**PROBLEM TO WORK ON:** List all lines in the material below that contain "Dollar".

## Begin RECORDS

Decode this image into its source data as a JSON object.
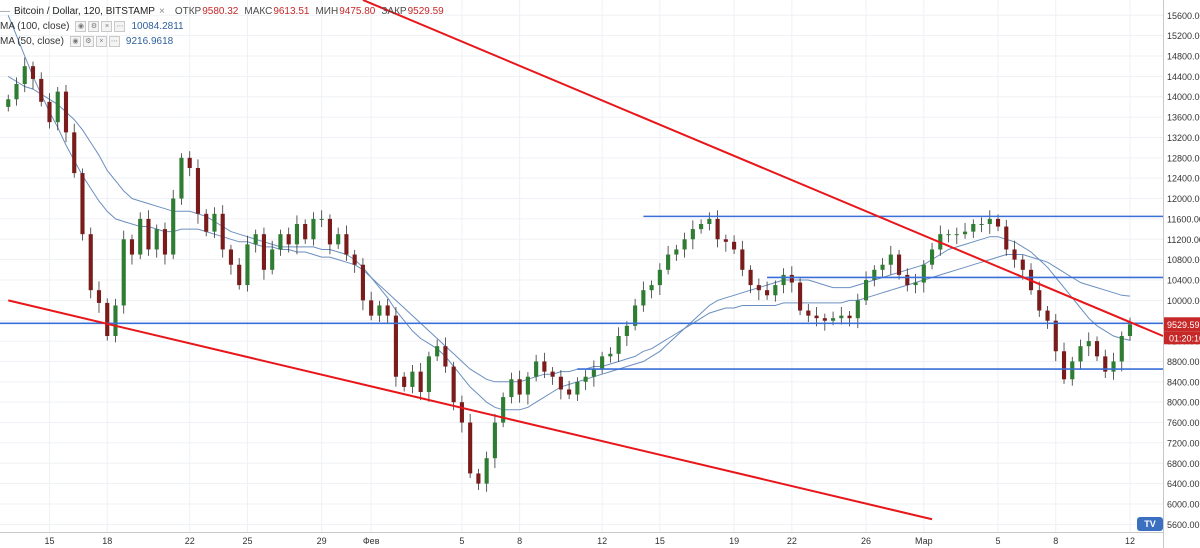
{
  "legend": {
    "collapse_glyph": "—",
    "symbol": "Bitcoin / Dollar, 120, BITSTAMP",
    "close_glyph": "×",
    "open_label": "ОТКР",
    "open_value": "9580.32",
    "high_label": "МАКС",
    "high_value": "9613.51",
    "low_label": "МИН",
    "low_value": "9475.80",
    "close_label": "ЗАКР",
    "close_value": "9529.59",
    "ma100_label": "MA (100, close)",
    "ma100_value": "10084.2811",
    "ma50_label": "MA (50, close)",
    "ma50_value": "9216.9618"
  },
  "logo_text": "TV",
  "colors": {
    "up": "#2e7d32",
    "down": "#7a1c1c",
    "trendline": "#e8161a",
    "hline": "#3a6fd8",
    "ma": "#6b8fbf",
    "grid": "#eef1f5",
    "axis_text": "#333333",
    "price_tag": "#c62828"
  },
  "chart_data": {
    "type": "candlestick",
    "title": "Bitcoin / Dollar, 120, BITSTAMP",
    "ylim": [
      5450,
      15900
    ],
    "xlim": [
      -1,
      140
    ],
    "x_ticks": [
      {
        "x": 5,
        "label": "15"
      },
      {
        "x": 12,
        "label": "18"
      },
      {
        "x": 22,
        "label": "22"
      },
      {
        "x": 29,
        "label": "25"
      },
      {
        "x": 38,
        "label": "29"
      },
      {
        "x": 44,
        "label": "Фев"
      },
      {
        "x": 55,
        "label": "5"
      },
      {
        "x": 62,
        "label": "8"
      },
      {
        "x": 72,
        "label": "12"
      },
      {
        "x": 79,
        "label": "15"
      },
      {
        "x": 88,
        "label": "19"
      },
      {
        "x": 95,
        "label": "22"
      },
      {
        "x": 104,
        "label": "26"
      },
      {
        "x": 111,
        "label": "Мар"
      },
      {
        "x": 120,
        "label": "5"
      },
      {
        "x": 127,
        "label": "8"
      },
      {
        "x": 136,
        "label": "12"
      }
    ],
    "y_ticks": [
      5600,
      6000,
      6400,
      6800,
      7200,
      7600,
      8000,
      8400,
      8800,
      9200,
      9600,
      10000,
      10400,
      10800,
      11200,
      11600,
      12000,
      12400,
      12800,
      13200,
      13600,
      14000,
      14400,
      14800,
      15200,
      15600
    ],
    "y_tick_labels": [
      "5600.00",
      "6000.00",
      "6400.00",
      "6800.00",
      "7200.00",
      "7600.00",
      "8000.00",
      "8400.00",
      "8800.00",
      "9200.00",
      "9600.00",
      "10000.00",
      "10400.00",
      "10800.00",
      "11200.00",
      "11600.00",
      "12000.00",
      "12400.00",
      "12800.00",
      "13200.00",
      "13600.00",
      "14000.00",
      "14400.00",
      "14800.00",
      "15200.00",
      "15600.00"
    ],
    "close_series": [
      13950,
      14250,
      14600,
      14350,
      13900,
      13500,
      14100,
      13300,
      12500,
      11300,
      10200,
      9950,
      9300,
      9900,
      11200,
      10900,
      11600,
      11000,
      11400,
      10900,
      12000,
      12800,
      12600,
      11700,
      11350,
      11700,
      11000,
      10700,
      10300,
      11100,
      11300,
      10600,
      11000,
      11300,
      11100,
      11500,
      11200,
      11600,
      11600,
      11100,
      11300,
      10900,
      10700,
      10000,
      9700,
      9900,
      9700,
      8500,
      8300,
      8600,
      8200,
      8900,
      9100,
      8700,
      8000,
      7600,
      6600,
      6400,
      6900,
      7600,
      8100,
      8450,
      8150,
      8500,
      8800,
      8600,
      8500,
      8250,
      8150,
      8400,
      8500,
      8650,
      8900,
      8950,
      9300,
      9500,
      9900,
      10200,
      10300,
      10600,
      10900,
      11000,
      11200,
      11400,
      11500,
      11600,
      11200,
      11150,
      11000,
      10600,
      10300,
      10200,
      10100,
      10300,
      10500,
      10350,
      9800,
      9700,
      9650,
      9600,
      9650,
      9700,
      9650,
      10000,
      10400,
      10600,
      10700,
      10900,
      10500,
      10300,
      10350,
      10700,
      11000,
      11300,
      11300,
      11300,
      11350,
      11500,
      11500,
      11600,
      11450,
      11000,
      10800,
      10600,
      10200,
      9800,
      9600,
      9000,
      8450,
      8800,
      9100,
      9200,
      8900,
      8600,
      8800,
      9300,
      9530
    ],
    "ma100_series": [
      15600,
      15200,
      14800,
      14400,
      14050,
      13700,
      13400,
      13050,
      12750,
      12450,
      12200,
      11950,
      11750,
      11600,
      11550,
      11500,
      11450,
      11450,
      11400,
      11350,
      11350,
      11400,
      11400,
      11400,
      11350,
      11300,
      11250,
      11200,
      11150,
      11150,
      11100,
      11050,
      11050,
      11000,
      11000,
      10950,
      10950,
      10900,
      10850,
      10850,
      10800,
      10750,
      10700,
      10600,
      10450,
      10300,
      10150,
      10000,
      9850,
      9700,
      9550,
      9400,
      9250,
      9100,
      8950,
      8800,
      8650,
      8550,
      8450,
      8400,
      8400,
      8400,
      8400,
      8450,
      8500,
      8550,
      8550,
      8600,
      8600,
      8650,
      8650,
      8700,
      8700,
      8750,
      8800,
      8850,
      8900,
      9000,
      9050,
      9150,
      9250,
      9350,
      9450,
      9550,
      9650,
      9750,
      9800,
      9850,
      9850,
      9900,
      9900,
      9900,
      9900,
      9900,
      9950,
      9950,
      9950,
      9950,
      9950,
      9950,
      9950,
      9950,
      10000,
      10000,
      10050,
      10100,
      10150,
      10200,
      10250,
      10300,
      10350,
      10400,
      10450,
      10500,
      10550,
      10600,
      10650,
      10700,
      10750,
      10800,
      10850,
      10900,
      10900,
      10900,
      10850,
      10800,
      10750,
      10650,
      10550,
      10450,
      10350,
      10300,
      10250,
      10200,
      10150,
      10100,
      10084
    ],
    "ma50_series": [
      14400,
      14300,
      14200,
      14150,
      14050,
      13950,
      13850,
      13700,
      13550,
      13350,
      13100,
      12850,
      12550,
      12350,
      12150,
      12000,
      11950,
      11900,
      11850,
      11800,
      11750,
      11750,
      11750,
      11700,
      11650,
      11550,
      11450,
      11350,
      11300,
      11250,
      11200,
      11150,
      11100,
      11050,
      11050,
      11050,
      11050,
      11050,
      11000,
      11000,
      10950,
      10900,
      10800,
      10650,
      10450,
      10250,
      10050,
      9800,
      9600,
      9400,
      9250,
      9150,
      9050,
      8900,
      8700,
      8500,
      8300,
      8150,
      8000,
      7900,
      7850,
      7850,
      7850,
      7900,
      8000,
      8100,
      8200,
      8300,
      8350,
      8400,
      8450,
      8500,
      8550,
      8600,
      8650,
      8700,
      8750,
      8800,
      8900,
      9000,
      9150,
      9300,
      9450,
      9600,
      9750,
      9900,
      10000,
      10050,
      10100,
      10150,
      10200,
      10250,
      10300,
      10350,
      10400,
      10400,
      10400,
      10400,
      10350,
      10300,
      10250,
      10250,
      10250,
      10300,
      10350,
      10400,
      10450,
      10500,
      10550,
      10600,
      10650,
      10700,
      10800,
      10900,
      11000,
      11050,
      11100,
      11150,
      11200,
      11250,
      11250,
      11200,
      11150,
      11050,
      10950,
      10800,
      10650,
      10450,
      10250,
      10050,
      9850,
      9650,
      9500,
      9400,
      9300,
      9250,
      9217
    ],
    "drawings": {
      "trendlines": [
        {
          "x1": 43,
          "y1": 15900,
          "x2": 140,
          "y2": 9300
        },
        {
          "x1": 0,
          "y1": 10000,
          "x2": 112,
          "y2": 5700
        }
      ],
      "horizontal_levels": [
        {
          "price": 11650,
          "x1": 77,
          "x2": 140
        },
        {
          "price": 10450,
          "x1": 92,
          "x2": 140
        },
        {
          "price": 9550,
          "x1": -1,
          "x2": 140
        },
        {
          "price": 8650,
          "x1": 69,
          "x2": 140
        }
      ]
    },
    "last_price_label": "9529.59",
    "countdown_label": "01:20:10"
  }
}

## End RECORDS
## Begin RECORDS

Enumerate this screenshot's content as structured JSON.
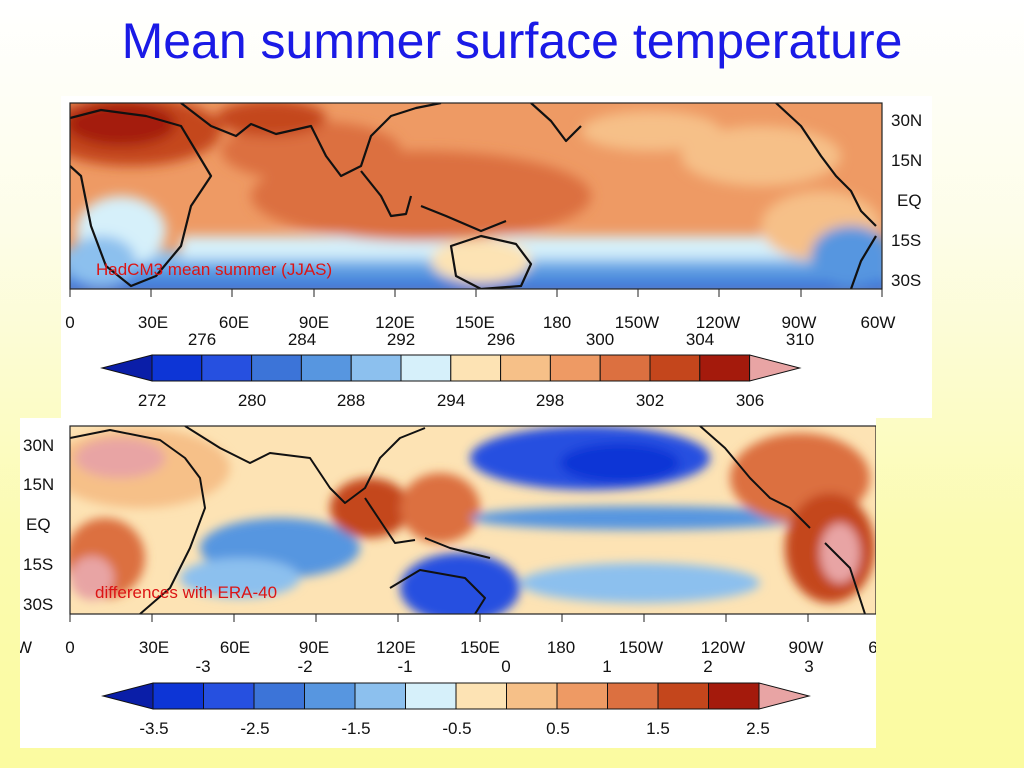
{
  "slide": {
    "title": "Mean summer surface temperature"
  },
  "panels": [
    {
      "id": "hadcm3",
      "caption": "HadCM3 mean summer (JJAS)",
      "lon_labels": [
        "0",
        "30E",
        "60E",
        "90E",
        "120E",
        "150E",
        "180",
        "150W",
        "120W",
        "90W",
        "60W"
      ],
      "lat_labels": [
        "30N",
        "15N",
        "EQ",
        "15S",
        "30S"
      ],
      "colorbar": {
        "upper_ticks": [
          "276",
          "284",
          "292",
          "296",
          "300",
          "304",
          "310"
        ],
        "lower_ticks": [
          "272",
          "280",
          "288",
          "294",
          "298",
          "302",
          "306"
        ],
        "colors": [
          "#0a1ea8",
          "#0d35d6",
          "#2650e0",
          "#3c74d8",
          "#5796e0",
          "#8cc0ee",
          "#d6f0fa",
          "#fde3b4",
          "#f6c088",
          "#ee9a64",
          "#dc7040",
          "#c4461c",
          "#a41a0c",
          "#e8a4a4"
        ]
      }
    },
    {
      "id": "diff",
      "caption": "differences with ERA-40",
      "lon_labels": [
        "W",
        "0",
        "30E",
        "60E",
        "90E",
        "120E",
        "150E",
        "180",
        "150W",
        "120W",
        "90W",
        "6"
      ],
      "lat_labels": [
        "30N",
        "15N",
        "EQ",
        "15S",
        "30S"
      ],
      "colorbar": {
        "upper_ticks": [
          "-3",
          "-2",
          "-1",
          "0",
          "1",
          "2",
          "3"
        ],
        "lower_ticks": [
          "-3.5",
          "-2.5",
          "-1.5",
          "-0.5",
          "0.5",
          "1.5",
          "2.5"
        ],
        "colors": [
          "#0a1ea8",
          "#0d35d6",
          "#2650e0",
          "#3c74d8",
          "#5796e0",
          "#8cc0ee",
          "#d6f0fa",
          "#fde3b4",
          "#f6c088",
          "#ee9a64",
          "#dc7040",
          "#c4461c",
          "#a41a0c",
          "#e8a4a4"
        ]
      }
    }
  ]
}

## End RECORDS

**EXERCISE RESPONSE:**
    "symbol": "Bitcoin / Dollar, 120, BITSTAMP",
    "title": "Bitcoin / Dollar, 120, BITSTAMP",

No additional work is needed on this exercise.